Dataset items
******

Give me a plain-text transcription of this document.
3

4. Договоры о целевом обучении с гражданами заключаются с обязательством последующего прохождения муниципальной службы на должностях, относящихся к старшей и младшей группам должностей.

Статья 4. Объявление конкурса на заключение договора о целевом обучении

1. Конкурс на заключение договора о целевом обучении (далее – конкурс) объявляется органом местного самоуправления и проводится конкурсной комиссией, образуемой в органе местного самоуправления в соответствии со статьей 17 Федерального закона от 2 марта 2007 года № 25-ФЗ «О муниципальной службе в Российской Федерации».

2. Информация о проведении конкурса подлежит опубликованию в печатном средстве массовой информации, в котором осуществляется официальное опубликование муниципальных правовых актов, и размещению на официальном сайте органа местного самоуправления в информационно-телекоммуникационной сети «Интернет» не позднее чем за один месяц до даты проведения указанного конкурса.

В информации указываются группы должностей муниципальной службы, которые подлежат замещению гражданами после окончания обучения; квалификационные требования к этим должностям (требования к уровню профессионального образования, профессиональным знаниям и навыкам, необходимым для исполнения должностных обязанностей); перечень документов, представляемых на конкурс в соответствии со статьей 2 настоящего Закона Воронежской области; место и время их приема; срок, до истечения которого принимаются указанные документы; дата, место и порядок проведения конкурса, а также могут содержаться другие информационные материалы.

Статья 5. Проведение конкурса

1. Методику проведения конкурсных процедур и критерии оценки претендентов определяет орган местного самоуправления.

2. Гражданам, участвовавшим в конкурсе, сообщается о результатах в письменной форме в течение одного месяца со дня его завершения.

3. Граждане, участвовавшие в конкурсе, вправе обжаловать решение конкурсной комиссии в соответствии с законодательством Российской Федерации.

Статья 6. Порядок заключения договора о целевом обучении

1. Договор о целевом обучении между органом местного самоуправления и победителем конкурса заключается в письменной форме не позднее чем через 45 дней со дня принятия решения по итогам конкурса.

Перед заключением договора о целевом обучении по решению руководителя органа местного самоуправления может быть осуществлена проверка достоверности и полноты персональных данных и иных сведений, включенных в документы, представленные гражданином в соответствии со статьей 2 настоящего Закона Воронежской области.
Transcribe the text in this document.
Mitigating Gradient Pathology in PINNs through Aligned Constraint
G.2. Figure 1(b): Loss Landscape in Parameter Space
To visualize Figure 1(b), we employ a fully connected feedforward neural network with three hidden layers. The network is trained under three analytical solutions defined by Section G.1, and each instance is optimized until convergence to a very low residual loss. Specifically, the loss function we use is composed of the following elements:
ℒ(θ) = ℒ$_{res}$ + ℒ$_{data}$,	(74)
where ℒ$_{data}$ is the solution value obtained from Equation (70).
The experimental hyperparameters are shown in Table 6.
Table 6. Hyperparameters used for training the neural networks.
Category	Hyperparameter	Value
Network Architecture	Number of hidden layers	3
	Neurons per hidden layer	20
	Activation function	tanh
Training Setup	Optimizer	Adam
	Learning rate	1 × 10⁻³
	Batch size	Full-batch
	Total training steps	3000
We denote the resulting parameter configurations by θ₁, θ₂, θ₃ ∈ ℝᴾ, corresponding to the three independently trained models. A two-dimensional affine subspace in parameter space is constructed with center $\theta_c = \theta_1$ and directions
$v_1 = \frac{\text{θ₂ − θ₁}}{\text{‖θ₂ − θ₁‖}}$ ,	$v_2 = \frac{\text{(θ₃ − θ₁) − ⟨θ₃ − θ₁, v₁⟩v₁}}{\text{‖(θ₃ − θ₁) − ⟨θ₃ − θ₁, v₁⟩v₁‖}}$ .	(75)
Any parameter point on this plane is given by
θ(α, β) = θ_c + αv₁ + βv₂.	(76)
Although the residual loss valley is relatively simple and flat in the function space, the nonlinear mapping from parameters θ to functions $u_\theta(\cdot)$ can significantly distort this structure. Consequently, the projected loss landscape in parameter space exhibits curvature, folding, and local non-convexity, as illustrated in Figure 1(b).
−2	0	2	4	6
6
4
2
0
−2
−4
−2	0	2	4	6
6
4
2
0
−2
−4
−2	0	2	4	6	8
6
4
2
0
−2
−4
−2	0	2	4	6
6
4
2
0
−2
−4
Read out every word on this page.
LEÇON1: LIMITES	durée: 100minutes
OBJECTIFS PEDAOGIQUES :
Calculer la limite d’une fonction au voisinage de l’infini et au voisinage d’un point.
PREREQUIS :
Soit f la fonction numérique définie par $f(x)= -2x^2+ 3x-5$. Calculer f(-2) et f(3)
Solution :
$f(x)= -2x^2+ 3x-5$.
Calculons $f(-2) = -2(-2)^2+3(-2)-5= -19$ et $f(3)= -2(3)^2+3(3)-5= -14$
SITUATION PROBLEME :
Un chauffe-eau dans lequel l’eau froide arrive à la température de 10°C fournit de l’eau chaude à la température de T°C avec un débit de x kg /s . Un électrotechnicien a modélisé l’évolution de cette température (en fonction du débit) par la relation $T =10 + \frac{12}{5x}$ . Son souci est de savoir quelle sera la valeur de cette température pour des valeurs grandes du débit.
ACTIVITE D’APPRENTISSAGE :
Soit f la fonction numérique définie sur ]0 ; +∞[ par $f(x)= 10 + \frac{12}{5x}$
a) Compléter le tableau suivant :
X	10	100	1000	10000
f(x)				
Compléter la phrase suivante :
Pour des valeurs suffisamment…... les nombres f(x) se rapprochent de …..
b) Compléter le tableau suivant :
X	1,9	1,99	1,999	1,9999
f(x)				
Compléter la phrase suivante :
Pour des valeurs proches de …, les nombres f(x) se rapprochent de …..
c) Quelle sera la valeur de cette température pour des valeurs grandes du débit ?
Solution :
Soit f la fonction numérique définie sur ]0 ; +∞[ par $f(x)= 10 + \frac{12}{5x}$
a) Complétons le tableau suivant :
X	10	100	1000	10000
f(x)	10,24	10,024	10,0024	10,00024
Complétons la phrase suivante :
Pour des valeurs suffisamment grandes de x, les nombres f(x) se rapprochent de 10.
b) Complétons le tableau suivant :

******

GIVEN PROBLEM —
Transcribe every entry word for word.

PROBLEM SOLUTION —
Give me a plain-text transcription of this document.
3

4. Договоры о целевом обучении с гражданами заключаются с обязательством последующего прохождения муниципальной службы на должностях, относящихся к старшей и младшей группам должностей.

Статья 4. Объявление конкурса на заключение договора о целевом обучении

1. Конкурс на заключение договора о целевом обучении (далее – конкурс) объявляется органом местного самоуправления и проводится конкурсной комиссией, образуемой в органе местного самоуправления в соответствии со статьей 17 Федерального закона от 2 марта 2007 года № 25-ФЗ «О муниципальной службе в Российской Федерации».

2. Информация о проведении конкурса подлежит опубликованию в печатном средстве массовой информации, в котором осуществляется официальное опубликование муниципальных правовых актов, и размещению на официальном сайте органа местного самоуправления в информационно-телекоммуникационной сети «Интернет» не позднее чем за один месяц до даты проведения указанного конкурса.

В информации указываются группы должностей муниципальной службы, которые подлежат замещению гражданами после окончания обучения; квалификационные требования к этим должностям (требования к уровню профессионального образования, профессиональным знаниям и навыкам, необходимым для исполнения должностных обязанностей); перечень документов, представляемых на конкурс в соответствии со статьей 2 настоящего Закона Воронежской области; место и время их приема; срок, до истечения которого принимаются указанные документы; дата, место и порядок проведения конкурса, а также могут содержаться другие информационные материалы.

Статья 5. Проведение конкурса

1. Методику проведения конкурсных процедур и критерии оценки претендентов определяет орган местного самоуправления.

2. Гражданам, участвовавшим в конкурсе, сообщается о результатах в письменной форме в течение одного месяца со дня его завершения.

3. Граждане, участвовавшие в конкурсе, вправе обжаловать решение конкурсной комиссии в соответствии с законодательством Российской Федерации.

Статья 6. Порядок заключения договора о целевом обучении

1. Договор о целевом обучении между органом местного самоуправления и победителем конкурса заключается в письменной форме не позднее чем через 45 дней со дня принятия решения по итогам конкурса.

Перед заключением договора о целевом обучении по решению руководителя органа местного самоуправления может быть осуществлена проверка достоверности и полноты персональных данных и иных сведений, включенных в документы, представленные гражданином в соответствии со статьей 2 настоящего Закона Воронежской области.
Transcribe the text in this document.
Mitigating Gradient Pathology in PINNs through Aligned Constraint
G.2. Figure 1(b): Loss Landscape in Parameter Space
To visualize Figure 1(b), we employ a fully connected feedforward neural network with three hidden layers. The network is trained under three analytical solutions defined by Section G.1, and each instance is optimized until convergence to a very low residual loss. Specifically, the loss function we use is composed of the following elements:
ℒ(θ) = ℒ$_{res}$ + ℒ$_{data}$,	(74)
where ℒ$_{data}$ is the solution value obtained from Equation (70).
The experimental hyperparameters are shown in Table 6.
Table 6. Hyperparameters used for training the neural networks.
Category	Hyperparameter	Value
Network Architecture	Number of hidden layers	3
	Neurons per hidden layer	20
	Activation function	tanh
Training Setup	Optimizer	Adam
	Learning rate	1 × 10⁻³
	Batch size	Full-batch
	Total training steps	3000
We denote the resulting parameter configurations by θ₁, θ₂, θ₃ ∈ ℝᴾ, corresponding to the three independently trained models. A two-dimensional affine subspace in parameter space is constructed with center $\theta_c = \theta_1$ and directions
$v_1 = \frac{\text{θ₂ − θ₁}}{\text{‖θ₂ − θ₁‖}}$ ,	$v_2 = \frac{\text{(θ₃ − θ₁) − ⟨θ₃ − θ₁, v₁⟩v₁}}{\text{‖(θ₃ − θ₁) − ⟨θ₃ − θ₁, v₁⟩v₁‖}}$ .	(75)
Any parameter point on this plane is given by
θ(α, β) = θ_c + αv₁ + βv₂.	(76)
Although the residual loss valley is relatively simple and flat in the function space, the nonlinear mapping from parameters θ to functions $u_\theta(\cdot)$ can significantly distort this structure. Consequently, the projected loss landscape in parameter space exhibits curvature, folding, and local non-convexity, as illustrated in Figure 1(b).
−2	0	2	4	6
6
4
2
0
−2
−4
−2	0	2	4	6
6
4
2
0
−2
−4
−2	0	2	4	6	8
6
4
2
0
−2
−4
−2	0	2	4	6
6
4
2
0
−2
−4
Read out every word on this page.
LEÇON1: LIMITES	durée: 100minutes
OBJECTIFS PEDAOGIQUES :
Calculer la limite d’une fonction au voisinage de l’infini et au voisinage d’un point.
PREREQUIS :
Soit f la fonction numérique définie par $f(x)= -2x^2+ 3x-5$. Calculer f(-2) et f(3)
Solution :
$f(x)= -2x^2+ 3x-5$.
Calculons $f(-2) = -2(-2)^2+3(-2)-5= -19$ et $f(3)= -2(3)^2+3(3)-5= -14$
SITUATION PROBLEME :
Un chauffe-eau dans lequel l’eau froide arrive à la température de 10°C fournit de l’eau chaude à la température de T°C avec un débit de x kg /s . Un électrotechnicien a modélisé l’évolution de cette température (en fonction du débit) par la relation $T =10 + \frac{12}{5x}$ . Son souci est de savoir quelle sera la valeur de cette température pour des valeurs grandes du débit.
ACTIVITE D’APPRENTISSAGE :
Soit f la fonction numérique définie sur ]0 ; +∞[ par $f(x)= 10 + \frac{12}{5x}$
a) Compléter le tableau suivant :
X	10	100	1000	10000
f(x)				
Compléter la phrase suivante :
Pour des valeurs suffisamment…... les nombres f(x) se rapprochent de …..
b) Compléter le tableau suivant :
X	1,9	1,99	1,999	1,9999
f(x)				
Compléter la phrase suivante :
Pour des valeurs proches de …, les nombres f(x) se rapprochent de …..
c) Quelle sera la valeur de cette température pour des valeurs grandes du débit ?
Solution :
Soit f la fonction numérique définie sur ]0 ; +∞[ par $f(x)= 10 + \frac{12}{5x}$
a) Complétons le tableau suivant :
X	10	100	1000	10000
f(x)	10,24	10,024	10,0024	10,00024
Complétons la phrase suivante :
Pour des valeurs suffisamment grandes de x, les nombres f(x) se rapprochent de 10.
b) Complétons le tableau suivant :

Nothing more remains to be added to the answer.